Scan the entries below for the word "能改的我们坚决改". Copy each line that has it.

-- START Dataset entries --

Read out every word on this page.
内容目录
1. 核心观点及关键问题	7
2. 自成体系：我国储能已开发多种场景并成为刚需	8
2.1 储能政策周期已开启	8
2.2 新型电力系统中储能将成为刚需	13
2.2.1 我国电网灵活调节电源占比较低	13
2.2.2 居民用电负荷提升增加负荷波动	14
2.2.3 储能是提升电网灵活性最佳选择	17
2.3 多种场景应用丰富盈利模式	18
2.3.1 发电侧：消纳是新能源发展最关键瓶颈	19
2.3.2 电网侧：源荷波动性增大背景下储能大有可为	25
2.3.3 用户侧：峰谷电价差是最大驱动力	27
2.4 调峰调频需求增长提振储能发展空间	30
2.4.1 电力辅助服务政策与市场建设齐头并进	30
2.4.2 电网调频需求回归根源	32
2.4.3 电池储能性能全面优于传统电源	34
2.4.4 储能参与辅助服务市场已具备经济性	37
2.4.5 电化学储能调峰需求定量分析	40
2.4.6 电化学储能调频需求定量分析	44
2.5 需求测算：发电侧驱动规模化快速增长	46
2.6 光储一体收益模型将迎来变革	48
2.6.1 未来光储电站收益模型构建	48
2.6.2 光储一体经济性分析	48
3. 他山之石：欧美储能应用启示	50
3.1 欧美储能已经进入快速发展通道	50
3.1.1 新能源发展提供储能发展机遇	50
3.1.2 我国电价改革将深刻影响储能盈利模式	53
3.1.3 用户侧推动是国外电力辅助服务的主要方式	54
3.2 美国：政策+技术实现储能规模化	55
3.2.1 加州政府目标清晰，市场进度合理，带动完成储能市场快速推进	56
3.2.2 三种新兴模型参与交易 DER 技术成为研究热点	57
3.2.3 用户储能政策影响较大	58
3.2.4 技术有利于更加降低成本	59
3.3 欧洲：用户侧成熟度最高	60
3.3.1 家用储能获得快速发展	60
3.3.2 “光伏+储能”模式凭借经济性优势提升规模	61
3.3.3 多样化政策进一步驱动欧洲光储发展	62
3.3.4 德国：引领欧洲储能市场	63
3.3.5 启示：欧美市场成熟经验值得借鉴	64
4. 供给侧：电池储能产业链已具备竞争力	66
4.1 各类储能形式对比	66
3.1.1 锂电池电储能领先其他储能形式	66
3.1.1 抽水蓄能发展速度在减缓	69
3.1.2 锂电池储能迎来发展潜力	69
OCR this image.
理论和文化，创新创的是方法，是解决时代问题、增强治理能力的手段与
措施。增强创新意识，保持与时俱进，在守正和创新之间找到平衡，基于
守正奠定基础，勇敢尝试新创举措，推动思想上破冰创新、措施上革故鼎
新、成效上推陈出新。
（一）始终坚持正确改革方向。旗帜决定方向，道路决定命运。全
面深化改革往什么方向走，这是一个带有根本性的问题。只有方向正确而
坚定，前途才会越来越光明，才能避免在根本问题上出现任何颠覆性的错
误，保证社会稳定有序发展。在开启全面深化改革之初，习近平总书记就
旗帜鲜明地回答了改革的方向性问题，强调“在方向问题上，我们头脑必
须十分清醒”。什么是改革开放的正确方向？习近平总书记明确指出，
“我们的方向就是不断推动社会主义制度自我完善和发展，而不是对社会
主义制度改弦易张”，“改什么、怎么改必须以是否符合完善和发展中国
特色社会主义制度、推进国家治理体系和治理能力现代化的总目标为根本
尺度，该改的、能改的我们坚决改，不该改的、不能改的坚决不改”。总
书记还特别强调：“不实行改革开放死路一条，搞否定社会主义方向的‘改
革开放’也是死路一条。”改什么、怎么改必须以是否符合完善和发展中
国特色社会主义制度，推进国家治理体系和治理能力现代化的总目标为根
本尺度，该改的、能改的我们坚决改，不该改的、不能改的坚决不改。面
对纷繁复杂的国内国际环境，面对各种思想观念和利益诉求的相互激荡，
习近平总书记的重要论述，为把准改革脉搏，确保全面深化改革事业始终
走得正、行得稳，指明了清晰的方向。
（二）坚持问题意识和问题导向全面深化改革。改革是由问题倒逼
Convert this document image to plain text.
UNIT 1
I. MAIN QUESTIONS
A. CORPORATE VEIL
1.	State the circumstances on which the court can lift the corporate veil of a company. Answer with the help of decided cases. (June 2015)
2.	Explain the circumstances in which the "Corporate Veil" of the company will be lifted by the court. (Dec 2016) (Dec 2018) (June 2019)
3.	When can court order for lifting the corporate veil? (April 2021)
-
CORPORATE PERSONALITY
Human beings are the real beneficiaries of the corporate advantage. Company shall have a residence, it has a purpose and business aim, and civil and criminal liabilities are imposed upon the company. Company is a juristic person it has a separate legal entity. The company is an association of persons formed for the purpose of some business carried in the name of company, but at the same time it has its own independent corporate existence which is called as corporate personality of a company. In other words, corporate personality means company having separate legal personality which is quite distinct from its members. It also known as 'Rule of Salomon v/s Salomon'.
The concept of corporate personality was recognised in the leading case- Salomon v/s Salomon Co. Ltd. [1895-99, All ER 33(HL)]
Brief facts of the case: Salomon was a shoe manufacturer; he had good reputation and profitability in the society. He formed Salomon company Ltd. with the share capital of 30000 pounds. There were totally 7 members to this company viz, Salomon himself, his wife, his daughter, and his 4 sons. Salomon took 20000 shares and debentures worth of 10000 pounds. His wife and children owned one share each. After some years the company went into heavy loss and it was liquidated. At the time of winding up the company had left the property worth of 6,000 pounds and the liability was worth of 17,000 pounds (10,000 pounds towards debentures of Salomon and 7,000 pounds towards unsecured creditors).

-- END Dataset entries --

Finished exercise =
尺度，该改的、能改的我们坚决改，不该改的、不能改的坚决不改”。总
本尺度，该改的、能改的我们坚决改，不该改的、不能改的坚决不改。面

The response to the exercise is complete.